**EXERCISE AIM:** Each line below should be retyped exactly, with no pictures.

==== DATA FOR PROCESSING

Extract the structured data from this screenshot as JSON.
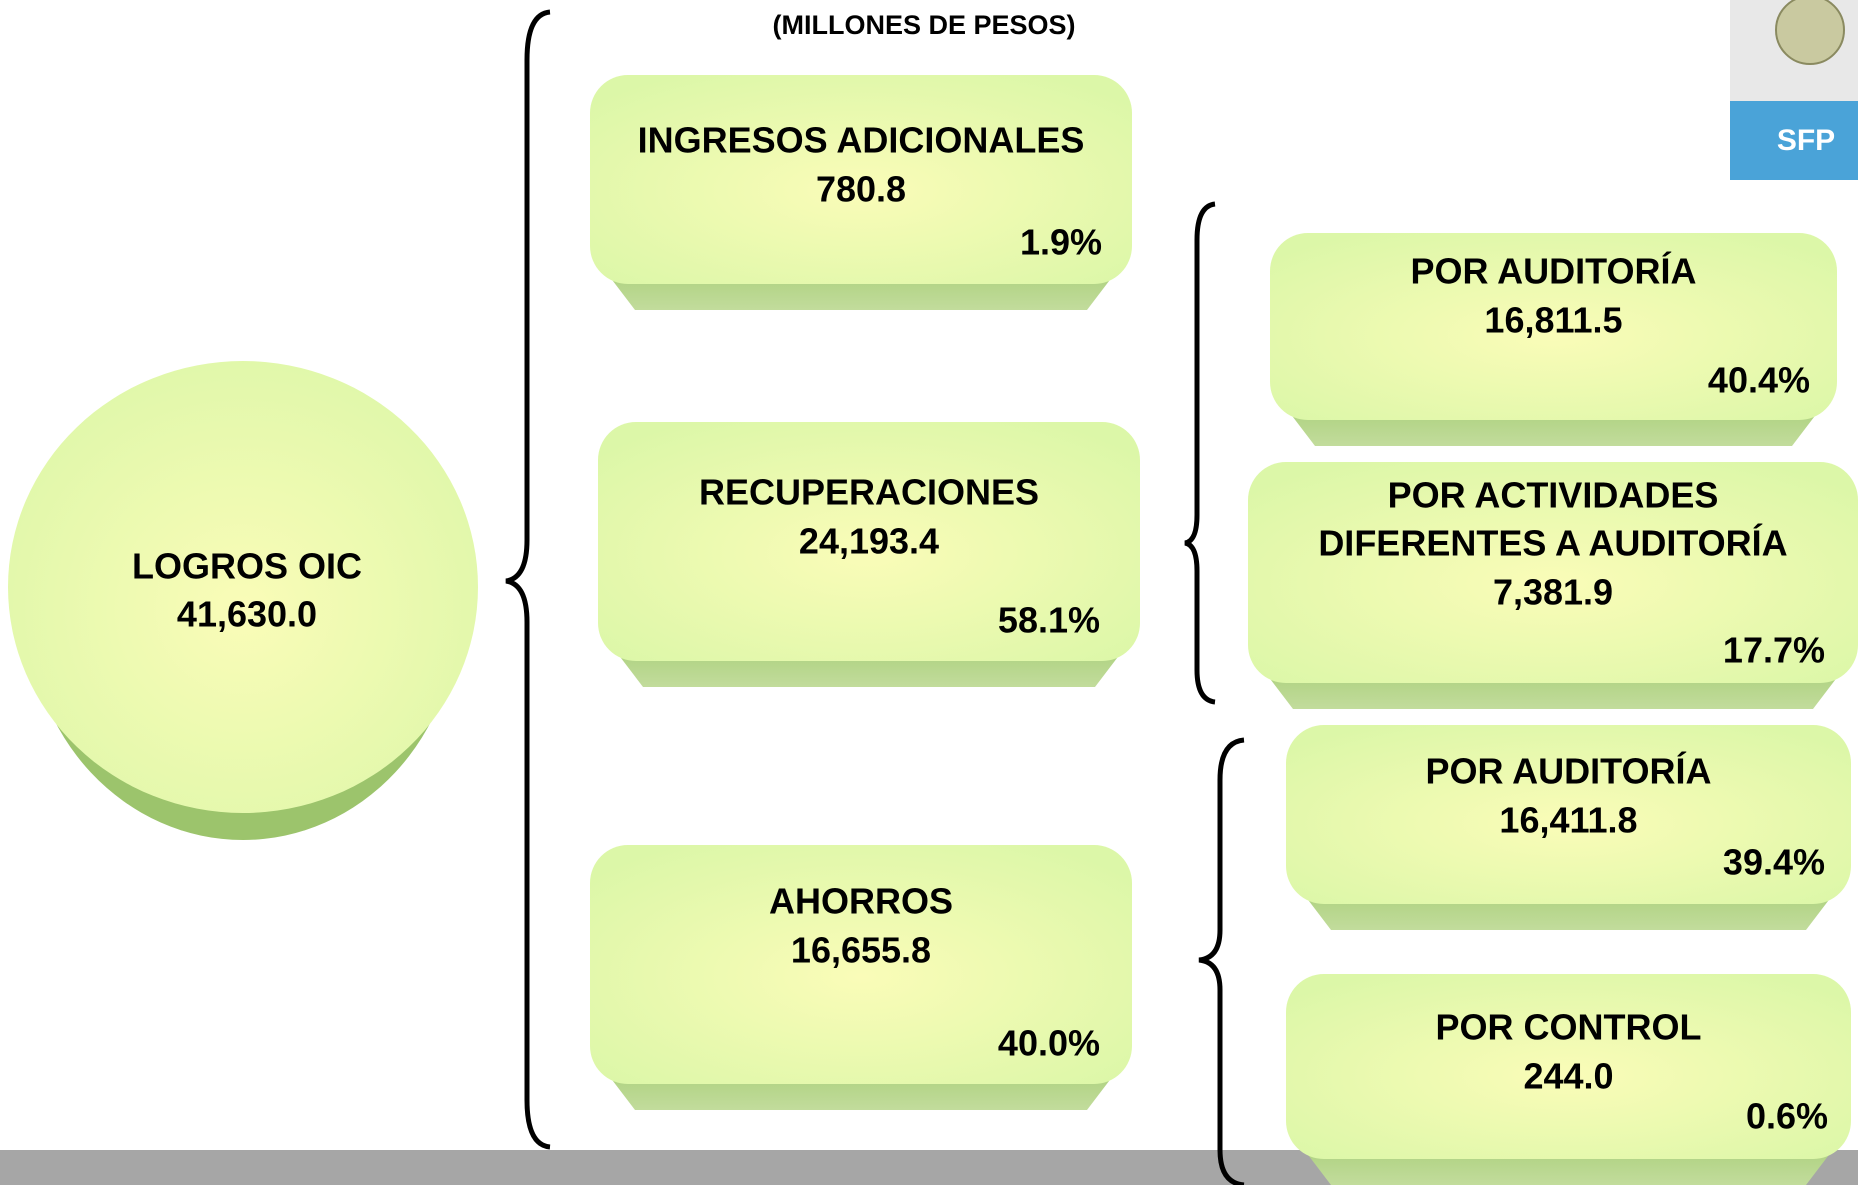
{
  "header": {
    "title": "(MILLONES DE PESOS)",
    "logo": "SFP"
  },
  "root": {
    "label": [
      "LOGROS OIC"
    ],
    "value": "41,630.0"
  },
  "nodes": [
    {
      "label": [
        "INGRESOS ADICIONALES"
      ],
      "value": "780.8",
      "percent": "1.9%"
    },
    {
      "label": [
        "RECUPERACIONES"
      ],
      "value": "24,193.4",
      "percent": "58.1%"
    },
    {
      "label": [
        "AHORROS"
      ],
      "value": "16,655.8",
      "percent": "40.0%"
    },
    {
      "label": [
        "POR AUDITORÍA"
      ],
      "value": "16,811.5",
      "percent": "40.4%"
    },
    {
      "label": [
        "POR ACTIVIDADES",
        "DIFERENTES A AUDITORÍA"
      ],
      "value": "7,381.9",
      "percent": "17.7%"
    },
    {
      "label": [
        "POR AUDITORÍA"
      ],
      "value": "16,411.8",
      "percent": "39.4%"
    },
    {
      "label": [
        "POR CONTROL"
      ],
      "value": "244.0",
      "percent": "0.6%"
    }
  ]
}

========

**RESPONSE TO THIS EXERCISE:**
Extract the structured data from this screenshot as JSON.
{
  "header": {
    "title": "(MILLONES DE PESOS)",
    "logo": "SFP"
  },
  "root": {
    "label": [
      "LOGROS OIC"
    ],
    "value": "41,630.0"
  },
  "nodes": [
    {
      "label": [
        "INGRESOS ADICIONALES"
      ],
      "value": "780.8",
      "percent": "1.9%"
    },
    {
      "label": [
        "RECUPERACIONES"
      ],
      "value": "24,193.4",
      "percent": "58.1%"
    },
    {
      "label": [
        "AHORROS"
      ],
      "value": "16,655.8",
      "percent": "40.0%"
    },
    {
      "label": [
        "POR AUDITORÍA"
      ],
      "value": "16,811.5",
      "percent": "40.4%"
    },
    {
      "label": [
        "POR ACTIVIDADES",
        "DIFERENTES A AUDITORÍA"
      ],
      "value": "7,381.9",
      "percent": "17.7%"
    },
    {
      "label": [
        "POR AUDITORÍA"
      ],
      "value": "16,411.8",
      "percent": "39.4%"
    },
    {
      "label": [
        "POR CONTROL"
      ],
      "value": "244.0",
      "percent": "0.6%"
    }
  ]
}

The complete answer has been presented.